Records from a data collection
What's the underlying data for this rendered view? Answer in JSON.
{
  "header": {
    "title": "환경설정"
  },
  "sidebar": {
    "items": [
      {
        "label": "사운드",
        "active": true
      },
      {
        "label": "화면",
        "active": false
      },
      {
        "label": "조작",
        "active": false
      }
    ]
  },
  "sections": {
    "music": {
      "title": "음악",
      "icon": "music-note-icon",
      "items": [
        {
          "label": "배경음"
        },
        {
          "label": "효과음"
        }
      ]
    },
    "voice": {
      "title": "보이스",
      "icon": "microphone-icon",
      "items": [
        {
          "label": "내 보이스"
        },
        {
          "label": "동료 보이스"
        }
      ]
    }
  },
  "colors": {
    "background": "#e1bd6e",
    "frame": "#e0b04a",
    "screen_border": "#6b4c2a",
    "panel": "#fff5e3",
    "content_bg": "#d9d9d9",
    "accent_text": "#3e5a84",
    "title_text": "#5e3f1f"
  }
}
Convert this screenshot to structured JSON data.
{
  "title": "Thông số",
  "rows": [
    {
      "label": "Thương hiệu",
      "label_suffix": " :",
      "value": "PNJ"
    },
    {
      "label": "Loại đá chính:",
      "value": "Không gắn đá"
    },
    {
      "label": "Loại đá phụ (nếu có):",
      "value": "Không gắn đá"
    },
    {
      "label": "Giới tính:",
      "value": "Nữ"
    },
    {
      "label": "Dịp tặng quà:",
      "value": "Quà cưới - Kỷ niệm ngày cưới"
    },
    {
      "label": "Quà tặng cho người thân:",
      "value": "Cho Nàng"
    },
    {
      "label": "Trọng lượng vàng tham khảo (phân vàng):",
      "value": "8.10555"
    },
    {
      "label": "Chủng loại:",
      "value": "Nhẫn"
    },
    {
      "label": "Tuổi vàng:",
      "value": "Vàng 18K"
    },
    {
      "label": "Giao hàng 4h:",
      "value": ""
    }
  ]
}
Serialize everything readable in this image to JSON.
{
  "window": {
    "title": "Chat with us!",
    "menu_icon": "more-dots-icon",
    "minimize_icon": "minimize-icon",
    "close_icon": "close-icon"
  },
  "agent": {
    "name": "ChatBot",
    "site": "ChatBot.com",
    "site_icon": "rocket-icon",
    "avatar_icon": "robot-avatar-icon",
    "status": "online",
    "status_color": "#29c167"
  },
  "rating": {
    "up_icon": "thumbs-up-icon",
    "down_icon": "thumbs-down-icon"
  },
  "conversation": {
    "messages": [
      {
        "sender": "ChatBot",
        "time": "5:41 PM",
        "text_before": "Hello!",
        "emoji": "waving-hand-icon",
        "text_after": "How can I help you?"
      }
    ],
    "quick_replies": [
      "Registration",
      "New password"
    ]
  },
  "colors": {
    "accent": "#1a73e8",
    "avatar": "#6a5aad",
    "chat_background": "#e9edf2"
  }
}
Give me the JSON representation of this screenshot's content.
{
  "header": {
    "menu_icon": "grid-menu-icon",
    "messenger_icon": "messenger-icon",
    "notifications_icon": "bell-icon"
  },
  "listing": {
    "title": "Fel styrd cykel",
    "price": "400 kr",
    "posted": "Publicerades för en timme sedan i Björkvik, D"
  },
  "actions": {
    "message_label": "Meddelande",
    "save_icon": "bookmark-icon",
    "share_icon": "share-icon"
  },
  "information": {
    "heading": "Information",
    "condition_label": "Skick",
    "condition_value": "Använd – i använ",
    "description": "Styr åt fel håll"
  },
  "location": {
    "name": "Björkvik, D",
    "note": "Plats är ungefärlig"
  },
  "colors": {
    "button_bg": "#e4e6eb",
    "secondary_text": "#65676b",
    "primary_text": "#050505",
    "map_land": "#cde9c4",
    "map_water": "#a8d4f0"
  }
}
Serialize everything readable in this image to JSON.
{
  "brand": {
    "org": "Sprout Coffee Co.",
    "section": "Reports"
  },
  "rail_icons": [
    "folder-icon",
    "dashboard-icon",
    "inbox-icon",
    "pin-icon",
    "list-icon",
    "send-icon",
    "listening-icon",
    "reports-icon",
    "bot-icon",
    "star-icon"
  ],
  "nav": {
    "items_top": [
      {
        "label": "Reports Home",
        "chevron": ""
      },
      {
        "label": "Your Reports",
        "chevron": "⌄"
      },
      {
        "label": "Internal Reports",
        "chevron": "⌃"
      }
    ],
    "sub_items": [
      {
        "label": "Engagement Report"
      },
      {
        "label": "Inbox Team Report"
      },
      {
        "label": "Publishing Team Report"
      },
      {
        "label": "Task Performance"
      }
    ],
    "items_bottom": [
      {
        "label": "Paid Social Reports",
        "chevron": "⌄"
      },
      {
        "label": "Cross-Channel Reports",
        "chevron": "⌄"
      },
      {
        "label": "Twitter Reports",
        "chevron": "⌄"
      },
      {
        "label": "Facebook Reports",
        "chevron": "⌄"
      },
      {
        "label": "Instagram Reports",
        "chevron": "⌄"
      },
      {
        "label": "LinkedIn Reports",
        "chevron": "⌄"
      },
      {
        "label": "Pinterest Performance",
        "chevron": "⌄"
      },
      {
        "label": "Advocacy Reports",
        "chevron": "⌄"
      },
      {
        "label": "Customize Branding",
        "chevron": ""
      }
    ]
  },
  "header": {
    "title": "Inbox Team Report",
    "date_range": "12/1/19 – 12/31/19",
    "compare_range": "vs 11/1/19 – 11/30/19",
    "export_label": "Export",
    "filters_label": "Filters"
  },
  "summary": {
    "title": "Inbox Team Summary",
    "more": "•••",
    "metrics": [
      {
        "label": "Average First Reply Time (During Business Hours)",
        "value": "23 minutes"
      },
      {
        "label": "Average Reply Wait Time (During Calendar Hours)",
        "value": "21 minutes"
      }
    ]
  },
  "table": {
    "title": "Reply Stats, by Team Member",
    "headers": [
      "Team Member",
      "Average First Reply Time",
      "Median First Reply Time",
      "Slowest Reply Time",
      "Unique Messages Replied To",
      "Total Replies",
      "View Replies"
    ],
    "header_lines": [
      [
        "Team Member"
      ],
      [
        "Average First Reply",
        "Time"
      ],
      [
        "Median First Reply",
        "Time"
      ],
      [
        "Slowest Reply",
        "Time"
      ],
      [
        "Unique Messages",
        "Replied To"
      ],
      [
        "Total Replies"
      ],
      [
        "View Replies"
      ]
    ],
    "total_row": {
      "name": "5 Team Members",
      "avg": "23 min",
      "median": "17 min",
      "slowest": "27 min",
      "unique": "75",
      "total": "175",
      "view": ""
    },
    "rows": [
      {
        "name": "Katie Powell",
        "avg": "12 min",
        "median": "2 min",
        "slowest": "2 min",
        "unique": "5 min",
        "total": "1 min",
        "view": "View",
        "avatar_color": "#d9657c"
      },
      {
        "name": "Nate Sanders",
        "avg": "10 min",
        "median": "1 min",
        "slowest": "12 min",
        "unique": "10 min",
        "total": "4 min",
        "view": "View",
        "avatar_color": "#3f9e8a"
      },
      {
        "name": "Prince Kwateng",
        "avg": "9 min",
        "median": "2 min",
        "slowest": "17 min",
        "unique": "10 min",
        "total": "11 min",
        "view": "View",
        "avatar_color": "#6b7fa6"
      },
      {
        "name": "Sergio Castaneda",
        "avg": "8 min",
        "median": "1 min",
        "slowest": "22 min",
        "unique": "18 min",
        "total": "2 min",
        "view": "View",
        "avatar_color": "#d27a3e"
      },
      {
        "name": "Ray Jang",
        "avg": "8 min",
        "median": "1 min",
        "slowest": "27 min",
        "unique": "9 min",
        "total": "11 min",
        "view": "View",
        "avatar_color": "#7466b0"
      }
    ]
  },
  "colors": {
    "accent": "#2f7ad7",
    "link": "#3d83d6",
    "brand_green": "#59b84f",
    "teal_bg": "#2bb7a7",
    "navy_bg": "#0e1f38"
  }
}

Required task: Restate the whole of the material exactly.

Output for this exercise:
What's the underlying data for this rendered view? Answer in JSON.
{
  "header": {
    "title": "환경설정"
  },
  "sidebar": {
    "items": [
      {
        "label": "사운드",
        "active": true
      },
      {
        "label": "화면",
        "active": false
      },
      {
        "label": "조작",
        "active": false
      }
    ]
  },
  "sections": {
    "music": {
      "title": "음악",
      "icon": "music-note-icon",
      "items": [
        {
          "label": "배경음"
        },
        {
          "label": "효과음"
        }
      ]
    },
    "voice": {
      "title": "보이스",
      "icon": "microphone-icon",
      "items": [
        {
          "label": "내 보이스"
        },
        {
          "label": "동료 보이스"
        }
      ]
    }
  },
  "colors": {
    "background": "#e1bd6e",
    "frame": "#e0b04a",
    "screen_border": "#6b4c2a",
    "panel": "#fff5e3",
    "content_bg": "#d9d9d9",
    "accent_text": "#3e5a84",
    "title_text": "#5e3f1f"
  }
}
Convert this screenshot to structured JSON data.
{
  "title": "Thông số",
  "rows": [
    {
      "label": "Thương hiệu",
      "label_suffix": " :",
      "value": "PNJ"
    },
    {
      "label": "Loại đá chính:",
      "value": "Không gắn đá"
    },
    {
      "label": "Loại đá phụ (nếu có):",
      "value": "Không gắn đá"
    },
    {
      "label": "Giới tính:",
      "value": "Nữ"
    },
    {
      "label": "Dịp tặng quà:",
      "value": "Quà cưới - Kỷ niệm ngày cưới"
    },
    {
      "label": "Quà tặng cho người thân:",
      "value": "Cho Nàng"
    },
    {
      "label": "Trọng lượng vàng tham khảo (phân vàng):",
      "value": "8.10555"
    },
    {
      "label": "Chủng loại:",
      "value": "Nhẫn"
    },
    {
      "label": "Tuổi vàng:",
      "value": "Vàng 18K"
    },
    {
      "label": "Giao hàng 4h:",
      "value": ""
    }
  ]
}
Serialize everything readable in this image to JSON.
{
  "window": {
    "title": "Chat with us!",
    "menu_icon": "more-dots-icon",
    "minimize_icon": "minimize-icon",
    "close_icon": "close-icon"
  },
  "agent": {
    "name": "ChatBot",
    "site": "ChatBot.com",
    "site_icon": "rocket-icon",
    "avatar_icon": "robot-avatar-icon",
    "status": "online",
    "status_color": "#29c167"
  },
  "rating": {
    "up_icon": "thumbs-up-icon",
    "down_icon": "thumbs-down-icon"
  },
  "conversation": {
    "messages": [
      {
        "sender": "ChatBot",
        "time": "5:41 PM",
        "text_before": "Hello!",
        "emoji": "waving-hand-icon",
        "text_after": "How can I help you?"
      }
    ],
    "quick_replies": [
      "Registration",
      "New password"
    ]
  },
  "colors": {
    "accent": "#1a73e8",
    "avatar": "#6a5aad",
    "chat_background": "#e9edf2"
  }
}
Give me the JSON representation of this screenshot's content.
{
  "header": {
    "menu_icon": "grid-menu-icon",
    "messenger_icon": "messenger-icon",
    "notifications_icon": "bell-icon"
  },
  "listing": {
    "title": "Fel styrd cykel",
    "price": "400 kr",
    "posted": "Publicerades för en timme sedan i Björkvik, D"
  },
  "actions": {
    "message_label": "Meddelande",
    "save_icon": "bookmark-icon",
    "share_icon": "share-icon"
  },
  "information": {
    "heading": "Information",
    "condition_label": "Skick",
    "condition_value": "Använd – i använ",
    "description": "Styr åt fel håll"
  },
  "location": {
    "name": "Björkvik, D",
    "note": "Plats är ungefärlig"
  },
  "colors": {
    "button_bg": "#e4e6eb",
    "secondary_text": "#65676b",
    "primary_text": "#050505",
    "map_land": "#cde9c4",
    "map_water": "#a8d4f0"
  }
}
Serialize everything readable in this image to JSON.
{
  "brand": {
    "org": "Sprout Coffee Co.",
    "section": "Reports"
  },
  "rail_icons": [
    "folder-icon",
    "dashboard-icon",
    "inbox-icon",
    "pin-icon",
    "list-icon",
    "send-icon",
    "listening-icon",
    "reports-icon",
    "bot-icon",
    "star-icon"
  ],
  "nav": {
    "items_top": [
      {
        "label": "Reports Home",
        "chevron": ""
      },
      {
        "label": "Your Reports",
        "chevron": "⌄"
      },
      {
        "label": "Internal Reports",
        "chevron": "⌃"
      }
    ],
    "sub_items": [
      {
        "label": "Engagement Report"
      },
      {
        "label": "Inbox Team Report"
      },
      {
        "label": "Publishing Team Report"
      },
      {
        "label": "Task Performance"
      }
    ],
    "items_bottom": [
      {
        "label": "Paid Social Reports",
        "chevron": "⌄"
      },
      {
        "label": "Cross-Channel Reports",
        "chevron": "⌄"
      },
      {
        "label": "Twitter Reports",
        "chevron": "⌄"
      },
      {
        "label": "Facebook Reports",
        "chevron": "⌄"
      },
      {
        "label": "Instagram Reports",
        "chevron": "⌄"
      },
      {
        "label": "LinkedIn Reports",
        "chevron": "⌄"
      },
      {
        "label": "Pinterest Performance",
        "chevron": "⌄"
      },
      {
        "label": "Advocacy Reports",
        "chevron": "⌄"
      },
      {
        "label": "Customize Branding",
        "chevron": ""
      }
    ]
  },
  "header": {
    "title": "Inbox Team Report",
    "date_range": "12/1/19 – 12/31/19",
    "compare_range": "vs 11/1/19 – 11/30/19",
    "export_label": "Export",
    "filters_label": "Filters"
  },
  "summary": {
    "title": "Inbox Team Summary",
    "more": "•••",
    "metrics": [
      {
        "label": "Average First Reply Time (During Business Hours)",
        "value": "23 minutes"
      },
      {
        "label": "Average Reply Wait Time (During Calendar Hours)",
        "value": "21 minutes"
      }
    ]
  },
  "table": {
    "title": "Reply Stats, by Team Member",
    "headers": [
      "Team Member",
      "Average First Reply Time",
      "Median First Reply Time",
      "Slowest Reply Time",
      "Unique Messages Replied To",
      "Total Replies",
      "View Replies"
    ],
    "header_lines": [
      [
        "Team Member"
      ],
      [
        "Average First Reply",
        "Time"
      ],
      [
        "Median First Reply",
        "Time"
      ],
      [
        "Slowest Reply",
        "Time"
      ],
      [
        "Unique Messages",
        "Replied To"
      ],
      [
        "Total Replies"
      ],
      [
        "View Replies"
      ]
    ],
    "total_row": {
      "name": "5 Team Members",
      "avg": "23 min",
      "median": "17 min",
      "slowest": "27 min",
      "unique": "75",
      "total": "175",
      "view": ""
    },
    "rows": [
      {
        "name": "Katie Powell",
        "avg": "12 min",
        "median": "2 min",
        "slowest": "2 min",
        "unique": "5 min",
        "total": "1 min",
        "view": "View",
        "avatar_color": "#d9657c"
      },
      {
        "name": "Nate Sanders",
        "avg": "10 min",
        "median": "1 min",
        "slowest": "12 min",
        "unique": "10 min",
        "total": "4 min",
        "view": "View",
        "avatar_color": "#3f9e8a"
      },
      {
        "name": "Prince Kwateng",
        "avg": "9 min",
        "median": "2 min",
        "slowest": "17 min",
        "unique": "10 min",
        "total": "11 min",
        "view": "View",
        "avatar_color": "#6b7fa6"
      },
      {
        "name": "Sergio Castaneda",
        "avg": "8 min",
        "median": "1 min",
        "slowest": "22 min",
        "unique": "18 min",
        "total": "2 min",
        "view": "View",
        "avatar_color": "#d27a3e"
      },
      {
        "name": "Ray Jang",
        "avg": "8 min",
        "median": "1 min",
        "slowest": "27 min",
        "unique": "9 min",
        "total": "11 min",
        "view": "View",
        "avatar_color": "#7466b0"
      }
    ]
  },
  "colors": {
    "accent": "#2f7ad7",
    "link": "#3d83d6",
    "brand_green": "#59b84f",
    "teal_bg": "#2bb7a7",
    "navy_bg": "#0e1f38"
  }
}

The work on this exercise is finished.